═══ Provided entries ═══

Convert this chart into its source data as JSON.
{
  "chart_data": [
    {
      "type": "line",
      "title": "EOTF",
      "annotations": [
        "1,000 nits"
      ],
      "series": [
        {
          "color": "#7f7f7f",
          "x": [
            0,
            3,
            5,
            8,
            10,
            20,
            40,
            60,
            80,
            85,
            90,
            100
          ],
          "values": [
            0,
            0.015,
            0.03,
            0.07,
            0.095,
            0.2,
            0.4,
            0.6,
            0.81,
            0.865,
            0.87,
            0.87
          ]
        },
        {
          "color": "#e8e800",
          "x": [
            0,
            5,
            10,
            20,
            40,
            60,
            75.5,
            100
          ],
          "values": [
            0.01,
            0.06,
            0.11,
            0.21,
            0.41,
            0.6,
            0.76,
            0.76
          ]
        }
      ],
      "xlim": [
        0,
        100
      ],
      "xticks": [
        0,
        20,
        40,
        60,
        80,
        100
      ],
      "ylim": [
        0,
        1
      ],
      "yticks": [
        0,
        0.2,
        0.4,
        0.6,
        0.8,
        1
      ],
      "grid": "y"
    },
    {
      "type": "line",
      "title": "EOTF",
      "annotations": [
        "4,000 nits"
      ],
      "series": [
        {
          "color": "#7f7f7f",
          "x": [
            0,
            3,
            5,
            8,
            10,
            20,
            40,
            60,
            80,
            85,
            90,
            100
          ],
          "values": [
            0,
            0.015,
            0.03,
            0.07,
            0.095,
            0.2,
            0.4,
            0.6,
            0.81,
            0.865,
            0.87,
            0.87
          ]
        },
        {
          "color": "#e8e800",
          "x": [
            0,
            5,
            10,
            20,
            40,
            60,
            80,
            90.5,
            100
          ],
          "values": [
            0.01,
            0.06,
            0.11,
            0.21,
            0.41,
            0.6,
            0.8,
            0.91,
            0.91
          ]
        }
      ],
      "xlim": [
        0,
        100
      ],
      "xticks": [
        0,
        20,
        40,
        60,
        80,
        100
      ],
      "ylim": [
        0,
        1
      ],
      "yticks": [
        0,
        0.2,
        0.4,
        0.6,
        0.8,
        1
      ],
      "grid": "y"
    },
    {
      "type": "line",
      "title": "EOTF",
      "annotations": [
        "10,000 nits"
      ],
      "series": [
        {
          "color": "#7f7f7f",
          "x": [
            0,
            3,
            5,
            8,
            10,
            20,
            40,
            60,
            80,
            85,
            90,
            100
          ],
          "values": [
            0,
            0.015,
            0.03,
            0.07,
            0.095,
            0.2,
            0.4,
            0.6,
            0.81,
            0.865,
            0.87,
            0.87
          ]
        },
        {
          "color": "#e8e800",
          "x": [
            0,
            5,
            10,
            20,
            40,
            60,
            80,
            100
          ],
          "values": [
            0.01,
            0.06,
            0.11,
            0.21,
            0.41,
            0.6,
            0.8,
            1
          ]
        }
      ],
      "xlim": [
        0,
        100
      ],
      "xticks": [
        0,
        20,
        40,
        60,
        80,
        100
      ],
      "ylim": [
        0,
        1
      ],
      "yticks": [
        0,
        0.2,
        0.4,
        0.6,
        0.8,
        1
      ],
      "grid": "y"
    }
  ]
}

═══

_Task to carry out_.
Copy every line verbatim.

_Task solution_.
Convert this chart into its source data as JSON.
{
  "chart_data": [
    {
      "type": "line",
      "title": "EOTF",
      "annotations": [
        "1,000 nits"
      ],
      "series": [
        {
          "color": "#7f7f7f",
          "x": [
            0,
            3,
            5,
            8,
            10,
            20,
            40,
            60,
            80,
            85,
            90,
            100
          ],
          "values": [
            0,
            0.015,
            0.03,
            0.07,
            0.095,
            0.2,
            0.4,
            0.6,
            0.81,
            0.865,
            0.87,
            0.87
          ]
        },
        {
          "color": "#e8e800",
          "x": [
            0,
            5,
            10,
            20,
            40,
            60,
            75.5,
            100
          ],
          "values": [
            0.01,
            0.06,
            0.11,
            0.21,
            0.41,
            0.6,
            0.76,
            0.76
          ]
        }
      ],
      "xlim": [
        0,
        100
      ],
      "xticks": [
        0,
        20,
        40,
        60,
        80,
        100
      ],
      "ylim": [
        0,
        1
      ],
      "yticks": [
        0,
        0.2,
        0.4,
        0.6,
        0.8,
        1
      ],
      "grid": "y"
    },
    {
      "type": "line",
      "title": "EOTF",
      "annotations": [
        "4,000 nits"
      ],
      "series": [
        {
          "color": "#7f7f7f",
          "x": [
            0,
            3,
            5,
            8,
            10,
            20,
            40,
            60,
            80,
            85,
            90,
            100
          ],
          "values": [
            0,
            0.015,
            0.03,
            0.07,
            0.095,
            0.2,
            0.4,
            0.6,
            0.81,
            0.865,
            0.87,
            0.87
          ]
        },
        {
          "color": "#e8e800",
          "x": [
            0,
            5,
            10,
            20,
            40,
            60,
            80,
            90.5,
            100
          ],
          "values": [
            0.01,
            0.06,
            0.11,
            0.21,
            0.41,
            0.6,
            0.8,
            0.91,
            0.91
          ]
        }
      ],
      "xlim": [
        0,
        100
      ],
      "xticks": [
        0,
        20,
        40,
        60,
        80,
        100
      ],
      "ylim": [
        0,
        1
      ],
      "yticks": [
        0,
        0.2,
        0.4,
        0.6,
        0.8,
        1
      ],
      "grid": "y"
    },
    {
      "type": "line",
      "title": "EOTF",
      "annotations": [
        "10,000 nits"
      ],
      "series": [
        {
          "color": "#7f7f7f",
          "x": [
            0,
            3,
            5,
            8,
            10,
            20,
            40,
            60,
            80,
            85,
            90,
            100
          ],
          "values": [
            0,
            0.015,
            0.03,
            0.07,
            0.095,
            0.2,
            0.4,
            0.6,
            0.81,
            0.865,
            0.87,
            0.87
          ]
        },
        {
          "color": "#e8e800",
          "x": [
            0,
            5,
            10,
            20,
            40,
            60,
            80,
            100
          ],
          "values": [
            0.01,
            0.06,
            0.11,
            0.21,
            0.41,
            0.6,
            0.8,
            1
          ]
        }
      ],
      "xlim": [
        0,
        100
      ],
      "xticks": [
        0,
        20,
        40,
        60,
        80,
        100
      ],
      "ylim": [
        0,
        1
      ],
      "yticks": [
        0,
        0.2,
        0.4,
        0.6,
        0.8,
        1
      ],
      "grid": "y"
    }
  ]
}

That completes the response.